===== Provided records =====

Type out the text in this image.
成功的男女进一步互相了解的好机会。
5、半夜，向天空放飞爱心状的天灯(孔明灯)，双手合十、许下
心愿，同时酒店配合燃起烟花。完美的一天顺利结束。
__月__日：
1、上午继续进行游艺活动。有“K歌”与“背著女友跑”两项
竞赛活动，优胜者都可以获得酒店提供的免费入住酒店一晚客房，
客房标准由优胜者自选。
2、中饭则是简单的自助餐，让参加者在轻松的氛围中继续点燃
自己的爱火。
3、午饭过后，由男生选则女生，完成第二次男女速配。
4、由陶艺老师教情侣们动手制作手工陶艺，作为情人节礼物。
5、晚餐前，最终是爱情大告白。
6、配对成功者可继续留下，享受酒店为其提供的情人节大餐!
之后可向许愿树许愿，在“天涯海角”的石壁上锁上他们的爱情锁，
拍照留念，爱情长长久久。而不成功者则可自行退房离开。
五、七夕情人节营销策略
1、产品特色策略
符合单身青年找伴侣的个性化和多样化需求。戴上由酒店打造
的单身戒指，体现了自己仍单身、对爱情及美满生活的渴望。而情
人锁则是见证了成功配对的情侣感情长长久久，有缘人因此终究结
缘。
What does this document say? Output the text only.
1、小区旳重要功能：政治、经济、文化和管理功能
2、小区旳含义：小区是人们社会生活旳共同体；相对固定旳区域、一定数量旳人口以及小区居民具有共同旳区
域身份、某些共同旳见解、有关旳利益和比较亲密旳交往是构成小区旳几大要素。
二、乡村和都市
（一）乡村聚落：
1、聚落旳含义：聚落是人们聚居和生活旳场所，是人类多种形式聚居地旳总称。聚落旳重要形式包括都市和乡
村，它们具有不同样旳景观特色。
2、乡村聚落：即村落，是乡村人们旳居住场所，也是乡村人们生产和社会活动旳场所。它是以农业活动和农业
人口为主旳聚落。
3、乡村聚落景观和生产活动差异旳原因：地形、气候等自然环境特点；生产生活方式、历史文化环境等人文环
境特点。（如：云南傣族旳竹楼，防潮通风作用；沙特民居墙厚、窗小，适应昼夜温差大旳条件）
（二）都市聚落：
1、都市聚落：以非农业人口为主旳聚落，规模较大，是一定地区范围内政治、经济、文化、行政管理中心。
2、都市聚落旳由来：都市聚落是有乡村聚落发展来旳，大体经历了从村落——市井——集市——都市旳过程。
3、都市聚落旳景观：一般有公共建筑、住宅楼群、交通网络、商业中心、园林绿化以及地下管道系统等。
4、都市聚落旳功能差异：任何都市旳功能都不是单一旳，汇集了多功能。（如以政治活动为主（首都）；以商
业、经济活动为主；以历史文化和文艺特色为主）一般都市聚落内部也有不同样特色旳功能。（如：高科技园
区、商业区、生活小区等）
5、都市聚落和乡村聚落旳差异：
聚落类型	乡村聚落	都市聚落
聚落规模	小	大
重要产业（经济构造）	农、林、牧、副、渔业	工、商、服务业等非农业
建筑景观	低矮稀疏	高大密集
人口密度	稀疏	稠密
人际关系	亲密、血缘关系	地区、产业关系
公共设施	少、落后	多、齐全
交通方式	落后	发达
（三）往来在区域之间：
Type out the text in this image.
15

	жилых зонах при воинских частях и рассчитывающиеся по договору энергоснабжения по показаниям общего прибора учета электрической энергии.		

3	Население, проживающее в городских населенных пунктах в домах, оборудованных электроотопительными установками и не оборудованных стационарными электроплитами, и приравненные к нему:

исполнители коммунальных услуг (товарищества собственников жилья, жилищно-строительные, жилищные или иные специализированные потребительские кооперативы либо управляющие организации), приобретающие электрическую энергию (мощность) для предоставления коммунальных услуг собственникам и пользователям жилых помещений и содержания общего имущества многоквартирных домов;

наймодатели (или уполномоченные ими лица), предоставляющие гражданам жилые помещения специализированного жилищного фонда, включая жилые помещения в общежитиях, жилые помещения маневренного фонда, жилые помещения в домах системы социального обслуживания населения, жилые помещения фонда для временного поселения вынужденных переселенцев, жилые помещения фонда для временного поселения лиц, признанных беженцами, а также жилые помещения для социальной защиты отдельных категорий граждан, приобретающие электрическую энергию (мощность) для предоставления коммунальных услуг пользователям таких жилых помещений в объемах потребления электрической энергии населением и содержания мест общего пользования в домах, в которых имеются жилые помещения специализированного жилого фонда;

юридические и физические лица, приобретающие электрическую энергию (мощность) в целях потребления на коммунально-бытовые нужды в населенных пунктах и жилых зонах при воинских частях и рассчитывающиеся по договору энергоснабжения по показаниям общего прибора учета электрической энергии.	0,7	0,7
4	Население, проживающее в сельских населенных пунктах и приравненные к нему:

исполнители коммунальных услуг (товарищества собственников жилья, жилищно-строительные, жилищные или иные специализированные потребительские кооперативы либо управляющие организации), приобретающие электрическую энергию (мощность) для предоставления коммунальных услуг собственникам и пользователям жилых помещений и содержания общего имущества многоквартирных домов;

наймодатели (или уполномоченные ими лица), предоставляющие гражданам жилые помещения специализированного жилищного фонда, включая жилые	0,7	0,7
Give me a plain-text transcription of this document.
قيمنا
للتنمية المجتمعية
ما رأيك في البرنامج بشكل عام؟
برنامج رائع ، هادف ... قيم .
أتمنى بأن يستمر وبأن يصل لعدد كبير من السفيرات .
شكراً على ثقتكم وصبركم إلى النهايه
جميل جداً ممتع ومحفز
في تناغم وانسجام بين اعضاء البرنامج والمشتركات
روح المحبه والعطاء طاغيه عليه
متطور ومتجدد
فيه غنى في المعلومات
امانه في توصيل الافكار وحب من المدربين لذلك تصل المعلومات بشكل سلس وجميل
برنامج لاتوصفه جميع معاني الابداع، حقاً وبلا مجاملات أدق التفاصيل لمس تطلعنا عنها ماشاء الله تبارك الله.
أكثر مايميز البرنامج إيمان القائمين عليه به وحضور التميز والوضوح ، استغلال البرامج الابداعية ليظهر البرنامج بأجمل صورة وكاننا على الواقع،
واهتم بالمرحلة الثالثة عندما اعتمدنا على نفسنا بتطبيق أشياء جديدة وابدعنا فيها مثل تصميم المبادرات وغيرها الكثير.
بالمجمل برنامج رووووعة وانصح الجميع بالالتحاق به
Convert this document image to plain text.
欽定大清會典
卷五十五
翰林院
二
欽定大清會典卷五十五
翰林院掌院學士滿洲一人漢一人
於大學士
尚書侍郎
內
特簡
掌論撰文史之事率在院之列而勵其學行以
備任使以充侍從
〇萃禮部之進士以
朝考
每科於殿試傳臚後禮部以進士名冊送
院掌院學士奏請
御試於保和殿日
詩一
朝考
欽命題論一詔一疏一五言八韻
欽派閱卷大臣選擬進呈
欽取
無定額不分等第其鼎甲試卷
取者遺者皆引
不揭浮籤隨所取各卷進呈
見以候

=====

§ Problem to solve:
Restate every entry word for word.

§ The answer:
Type out the text in this image.
成功的男女进一步互相了解的好机会。
5、半夜，向天空放飞爱心状的天灯(孔明灯)，双手合十、许下
心愿，同时酒店配合燃起烟花。完美的一天顺利结束。
__月__日：
1、上午继续进行游艺活动。有“K歌”与“背著女友跑”两项
竞赛活动，优胜者都可以获得酒店提供的免费入住酒店一晚客房，
客房标准由优胜者自选。
2、中饭则是简单的自助餐，让参加者在轻松的氛围中继续点燃
自己的爱火。
3、午饭过后，由男生选则女生，完成第二次男女速配。
4、由陶艺老师教情侣们动手制作手工陶艺，作为情人节礼物。
5、晚餐前，最终是爱情大告白。
6、配对成功者可继续留下，享受酒店为其提供的情人节大餐!
之后可向许愿树许愿，在“天涯海角”的石壁上锁上他们的爱情锁，
拍照留念，爱情长长久久。而不成功者则可自行退房离开。
五、七夕情人节营销策略
1、产品特色策略
符合单身青年找伴侣的个性化和多样化需求。戴上由酒店打造
的单身戒指，体现了自己仍单身、对爱情及美满生活的渴望。而情
人锁则是见证了成功配对的情侣感情长长久久，有缘人因此终究结
缘。
What does this document say? Output the text only.
1、小区旳重要功能：政治、经济、文化和管理功能
2、小区旳含义：小区是人们社会生活旳共同体；相对固定旳区域、一定数量旳人口以及小区居民具有共同旳区
域身份、某些共同旳见解、有关旳利益和比较亲密旳交往是构成小区旳几大要素。
二、乡村和都市
（一）乡村聚落：
1、聚落旳含义：聚落是人们聚居和生活旳场所，是人类多种形式聚居地旳总称。聚落旳重要形式包括都市和乡
村，它们具有不同样旳景观特色。
2、乡村聚落：即村落，是乡村人们旳居住场所，也是乡村人们生产和社会活动旳场所。它是以农业活动和农业
人口为主旳聚落。
3、乡村聚落景观和生产活动差异旳原因：地形、气候等自然环境特点；生产生活方式、历史文化环境等人文环
境特点。（如：云南傣族旳竹楼，防潮通风作用；沙特民居墙厚、窗小，适应昼夜温差大旳条件）
（二）都市聚落：
1、都市聚落：以非农业人口为主旳聚落，规模较大，是一定地区范围内政治、经济、文化、行政管理中心。
2、都市聚落旳由来：都市聚落是有乡村聚落发展来旳，大体经历了从村落——市井——集市——都市旳过程。
3、都市聚落旳景观：一般有公共建筑、住宅楼群、交通网络、商业中心、园林绿化以及地下管道系统等。
4、都市聚落旳功能差异：任何都市旳功能都不是单一旳，汇集了多功能。（如以政治活动为主（首都）；以商
业、经济活动为主；以历史文化和文艺特色为主）一般都市聚落内部也有不同样特色旳功能。（如：高科技园
区、商业区、生活小区等）
5、都市聚落和乡村聚落旳差异：
聚落类型	乡村聚落	都市聚落
聚落规模	小	大
重要产业（经济构造）	农、林、牧、副、渔业	工、商、服务业等非农业
建筑景观	低矮稀疏	高大密集
人口密度	稀疏	稠密
人际关系	亲密、血缘关系	地区、产业关系
公共设施	少、落后	多、齐全
交通方式	落后	发达
（三）往来在区域之间：
Type out the text in this image.
15

	жилых зонах при воинских частях и рассчитывающиеся по договору энергоснабжения по показаниям общего прибора учета электрической энергии.		

3	Население, проживающее в городских населенных пунктах в домах, оборудованных электроотопительными установками и не оборудованных стационарными электроплитами, и приравненные к нему:

исполнители коммунальных услуг (товарищества собственников жилья, жилищно-строительные, жилищные или иные специализированные потребительские кооперативы либо управляющие организации), приобретающие электрическую энергию (мощность) для предоставления коммунальных услуг собственникам и пользователям жилых помещений и содержания общего имущества многоквартирных домов;

наймодатели (или уполномоченные ими лица), предоставляющие гражданам жилые помещения специализированного жилищного фонда, включая жилые помещения в общежитиях, жилые помещения маневренного фонда, жилые помещения в домах системы социального обслуживания населения, жилые помещения фонда для временного поселения вынужденных переселенцев, жилые помещения фонда для временного поселения лиц, признанных беженцами, а также жилые помещения для социальной защиты отдельных категорий граждан, приобретающие электрическую энергию (мощность) для предоставления коммунальных услуг пользователям таких жилых помещений в объемах потребления электрической энергии населением и содержания мест общего пользования в домах, в которых имеются жилые помещения специализированного жилого фонда;

юридические и физические лица, приобретающие электрическую энергию (мощность) в целях потребления на коммунально-бытовые нужды в населенных пунктах и жилых зонах при воинских частях и рассчитывающиеся по договору энергоснабжения по показаниям общего прибора учета электрической энергии.	0,7	0,7
4	Население, проживающее в сельских населенных пунктах и приравненные к нему:

исполнители коммунальных услуг (товарищества собственников жилья, жилищно-строительные, жилищные или иные специализированные потребительские кооперативы либо управляющие организации), приобретающие электрическую энергию (мощность) для предоставления коммунальных услуг собственникам и пользователям жилых помещений и содержания общего имущества многоквартирных домов;

наймодатели (или уполномоченные ими лица), предоставляющие гражданам жилые помещения специализированного жилищного фонда, включая жилые	0,7	0,7
Give me a plain-text transcription of this document.
قيمنا
للتنمية المجتمعية
ما رأيك في البرنامج بشكل عام؟
برنامج رائع ، هادف ... قيم .
أتمنى بأن يستمر وبأن يصل لعدد كبير من السفيرات .
شكراً على ثقتكم وصبركم إلى النهايه
جميل جداً ممتع ومحفز
في تناغم وانسجام بين اعضاء البرنامج والمشتركات
روح المحبه والعطاء طاغيه عليه
متطور ومتجدد
فيه غنى في المعلومات
امانه في توصيل الافكار وحب من المدربين لذلك تصل المعلومات بشكل سلس وجميل
برنامج لاتوصفه جميع معاني الابداع، حقاً وبلا مجاملات أدق التفاصيل لمس تطلعنا عنها ماشاء الله تبارك الله.
أكثر مايميز البرنامج إيمان القائمين عليه به وحضور التميز والوضوح ، استغلال البرامج الابداعية ليظهر البرنامج بأجمل صورة وكاننا على الواقع،
واهتم بالمرحلة الثالثة عندما اعتمدنا على نفسنا بتطبيق أشياء جديدة وابدعنا فيها مثل تصميم المبادرات وغيرها الكثير.
بالمجمل برنامج رووووعة وانصح الجميع بالالتحاق به
Convert this document image to plain text.
欽定大清會典
卷五十五
翰林院
二
欽定大清會典卷五十五
翰林院掌院學士滿洲一人漢一人
於大學士
尚書侍郎
內
特簡
掌論撰文史之事率在院之列而勵其學行以
備任使以充侍從
〇萃禮部之進士以
朝考
每科於殿試傳臚後禮部以進士名冊送
院掌院學士奏請
御試於保和殿日
詩一
朝考
欽命題論一詔一疏一五言八韻
欽派閱卷大臣選擬進呈
欽取
無定額不分等第其鼎甲試卷
取者遺者皆引
不揭浮籤隨所取各卷進呈
見以候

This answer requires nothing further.